Separate out the lines that hold "What".

─── Dataset records ───

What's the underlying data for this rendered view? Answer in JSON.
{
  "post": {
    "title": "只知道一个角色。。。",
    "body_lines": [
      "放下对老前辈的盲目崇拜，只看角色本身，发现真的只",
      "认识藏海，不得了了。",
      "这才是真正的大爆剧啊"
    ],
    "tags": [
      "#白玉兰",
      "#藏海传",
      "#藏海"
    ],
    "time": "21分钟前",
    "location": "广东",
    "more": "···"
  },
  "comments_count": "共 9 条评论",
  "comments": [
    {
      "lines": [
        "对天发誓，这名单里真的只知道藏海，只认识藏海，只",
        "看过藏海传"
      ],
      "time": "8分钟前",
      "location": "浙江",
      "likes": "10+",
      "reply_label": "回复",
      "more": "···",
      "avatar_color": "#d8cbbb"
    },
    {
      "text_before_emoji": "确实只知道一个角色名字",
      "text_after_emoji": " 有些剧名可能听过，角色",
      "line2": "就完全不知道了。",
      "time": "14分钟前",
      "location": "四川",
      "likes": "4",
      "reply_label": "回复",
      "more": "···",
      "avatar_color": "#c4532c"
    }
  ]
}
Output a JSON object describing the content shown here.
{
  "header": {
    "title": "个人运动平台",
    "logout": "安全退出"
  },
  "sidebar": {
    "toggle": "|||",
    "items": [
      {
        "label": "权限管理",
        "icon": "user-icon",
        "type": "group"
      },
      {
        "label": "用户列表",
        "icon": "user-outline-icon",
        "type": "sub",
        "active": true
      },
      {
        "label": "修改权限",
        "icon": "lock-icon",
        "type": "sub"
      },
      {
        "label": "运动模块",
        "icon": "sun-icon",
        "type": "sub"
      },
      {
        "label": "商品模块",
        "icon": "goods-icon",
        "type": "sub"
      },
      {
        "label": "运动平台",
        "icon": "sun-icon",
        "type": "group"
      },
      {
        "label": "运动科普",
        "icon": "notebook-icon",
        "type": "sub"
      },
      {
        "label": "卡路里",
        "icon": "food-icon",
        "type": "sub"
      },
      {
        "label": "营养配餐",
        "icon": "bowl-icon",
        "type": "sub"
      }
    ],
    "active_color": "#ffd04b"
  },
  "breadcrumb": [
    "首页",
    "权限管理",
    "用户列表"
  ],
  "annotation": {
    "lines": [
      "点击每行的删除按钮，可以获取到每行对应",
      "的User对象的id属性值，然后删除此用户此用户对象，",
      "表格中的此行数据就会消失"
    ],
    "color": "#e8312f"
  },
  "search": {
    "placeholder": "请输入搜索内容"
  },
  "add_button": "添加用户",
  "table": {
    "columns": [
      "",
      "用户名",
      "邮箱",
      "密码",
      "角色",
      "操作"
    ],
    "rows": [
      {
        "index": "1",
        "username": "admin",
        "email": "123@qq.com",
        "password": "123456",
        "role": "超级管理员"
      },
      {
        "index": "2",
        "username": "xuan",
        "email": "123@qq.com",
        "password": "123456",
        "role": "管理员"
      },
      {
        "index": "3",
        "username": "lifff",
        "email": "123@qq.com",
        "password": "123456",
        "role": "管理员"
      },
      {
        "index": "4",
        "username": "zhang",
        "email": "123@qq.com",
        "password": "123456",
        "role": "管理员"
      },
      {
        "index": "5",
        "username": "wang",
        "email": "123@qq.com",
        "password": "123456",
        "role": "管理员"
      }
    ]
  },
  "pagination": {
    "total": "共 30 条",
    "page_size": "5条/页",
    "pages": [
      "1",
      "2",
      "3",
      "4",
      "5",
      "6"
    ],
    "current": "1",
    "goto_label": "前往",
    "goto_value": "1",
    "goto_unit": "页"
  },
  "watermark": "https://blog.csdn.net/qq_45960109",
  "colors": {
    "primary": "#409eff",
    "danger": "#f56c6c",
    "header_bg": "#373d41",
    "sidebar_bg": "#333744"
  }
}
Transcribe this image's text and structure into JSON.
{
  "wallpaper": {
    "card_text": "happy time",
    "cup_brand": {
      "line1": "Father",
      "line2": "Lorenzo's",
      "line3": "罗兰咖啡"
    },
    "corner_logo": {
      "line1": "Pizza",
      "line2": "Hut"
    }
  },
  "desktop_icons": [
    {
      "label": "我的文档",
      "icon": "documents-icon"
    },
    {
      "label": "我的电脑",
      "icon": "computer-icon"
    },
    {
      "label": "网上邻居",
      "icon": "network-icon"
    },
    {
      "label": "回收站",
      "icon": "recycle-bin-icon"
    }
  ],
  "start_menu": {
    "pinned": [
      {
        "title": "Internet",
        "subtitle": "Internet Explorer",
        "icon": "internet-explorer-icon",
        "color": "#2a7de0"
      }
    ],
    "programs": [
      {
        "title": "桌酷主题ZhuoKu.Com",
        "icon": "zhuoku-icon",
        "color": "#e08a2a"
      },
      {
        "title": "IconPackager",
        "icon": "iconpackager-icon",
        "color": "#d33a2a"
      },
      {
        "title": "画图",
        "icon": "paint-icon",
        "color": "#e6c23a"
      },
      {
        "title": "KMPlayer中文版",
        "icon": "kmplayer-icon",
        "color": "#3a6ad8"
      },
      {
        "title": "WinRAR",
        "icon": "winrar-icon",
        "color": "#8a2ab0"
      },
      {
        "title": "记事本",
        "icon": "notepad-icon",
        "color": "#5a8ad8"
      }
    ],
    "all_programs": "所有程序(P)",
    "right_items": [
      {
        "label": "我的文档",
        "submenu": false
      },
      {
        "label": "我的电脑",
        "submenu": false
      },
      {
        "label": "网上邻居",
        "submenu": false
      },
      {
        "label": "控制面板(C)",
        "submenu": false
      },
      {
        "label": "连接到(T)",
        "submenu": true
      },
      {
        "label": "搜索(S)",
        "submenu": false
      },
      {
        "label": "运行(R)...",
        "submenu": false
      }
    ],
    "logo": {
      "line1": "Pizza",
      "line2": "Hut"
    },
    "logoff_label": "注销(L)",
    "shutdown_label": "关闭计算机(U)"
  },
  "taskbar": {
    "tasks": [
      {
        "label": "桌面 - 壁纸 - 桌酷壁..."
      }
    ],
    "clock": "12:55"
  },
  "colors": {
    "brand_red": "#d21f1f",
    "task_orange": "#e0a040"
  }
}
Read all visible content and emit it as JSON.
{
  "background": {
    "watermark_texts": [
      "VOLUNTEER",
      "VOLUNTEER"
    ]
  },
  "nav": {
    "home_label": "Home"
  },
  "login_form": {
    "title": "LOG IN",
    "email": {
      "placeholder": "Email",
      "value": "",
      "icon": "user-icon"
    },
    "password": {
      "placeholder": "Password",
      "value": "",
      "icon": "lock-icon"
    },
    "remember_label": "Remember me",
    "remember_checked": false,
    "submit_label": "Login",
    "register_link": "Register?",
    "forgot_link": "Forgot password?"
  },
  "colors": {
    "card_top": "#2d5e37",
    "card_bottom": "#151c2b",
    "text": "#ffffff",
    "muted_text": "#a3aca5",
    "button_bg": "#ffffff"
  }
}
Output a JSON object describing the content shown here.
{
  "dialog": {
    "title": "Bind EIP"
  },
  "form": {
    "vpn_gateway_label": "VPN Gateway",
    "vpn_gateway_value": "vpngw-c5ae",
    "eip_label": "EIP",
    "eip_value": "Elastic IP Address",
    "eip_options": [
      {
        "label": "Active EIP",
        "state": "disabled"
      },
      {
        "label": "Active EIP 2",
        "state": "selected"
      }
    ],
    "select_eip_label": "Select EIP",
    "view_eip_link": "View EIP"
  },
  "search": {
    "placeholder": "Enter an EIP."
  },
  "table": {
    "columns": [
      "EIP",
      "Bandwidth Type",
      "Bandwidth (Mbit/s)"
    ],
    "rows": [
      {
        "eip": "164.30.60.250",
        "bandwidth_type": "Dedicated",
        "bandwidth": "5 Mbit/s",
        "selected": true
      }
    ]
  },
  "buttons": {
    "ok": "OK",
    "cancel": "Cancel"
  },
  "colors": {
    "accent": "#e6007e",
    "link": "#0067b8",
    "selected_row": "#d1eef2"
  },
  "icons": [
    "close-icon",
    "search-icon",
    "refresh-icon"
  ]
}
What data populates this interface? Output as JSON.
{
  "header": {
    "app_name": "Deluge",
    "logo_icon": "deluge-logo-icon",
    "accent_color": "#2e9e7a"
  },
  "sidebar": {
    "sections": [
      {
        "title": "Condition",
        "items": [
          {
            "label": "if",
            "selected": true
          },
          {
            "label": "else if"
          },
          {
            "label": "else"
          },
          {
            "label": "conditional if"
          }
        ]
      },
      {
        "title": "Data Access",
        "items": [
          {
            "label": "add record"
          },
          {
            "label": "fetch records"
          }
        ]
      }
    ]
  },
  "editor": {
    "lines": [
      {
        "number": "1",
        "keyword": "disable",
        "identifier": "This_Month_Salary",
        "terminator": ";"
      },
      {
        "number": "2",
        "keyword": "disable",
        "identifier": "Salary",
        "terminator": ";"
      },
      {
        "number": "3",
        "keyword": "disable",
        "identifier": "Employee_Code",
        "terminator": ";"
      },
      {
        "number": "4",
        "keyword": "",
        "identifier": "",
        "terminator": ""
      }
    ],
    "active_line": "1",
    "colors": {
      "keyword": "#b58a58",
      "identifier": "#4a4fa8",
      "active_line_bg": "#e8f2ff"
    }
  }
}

───

### Expected output
What's the underlying data for this rendered view? Answer in JSON.
What data populates this interface? Output as JSON.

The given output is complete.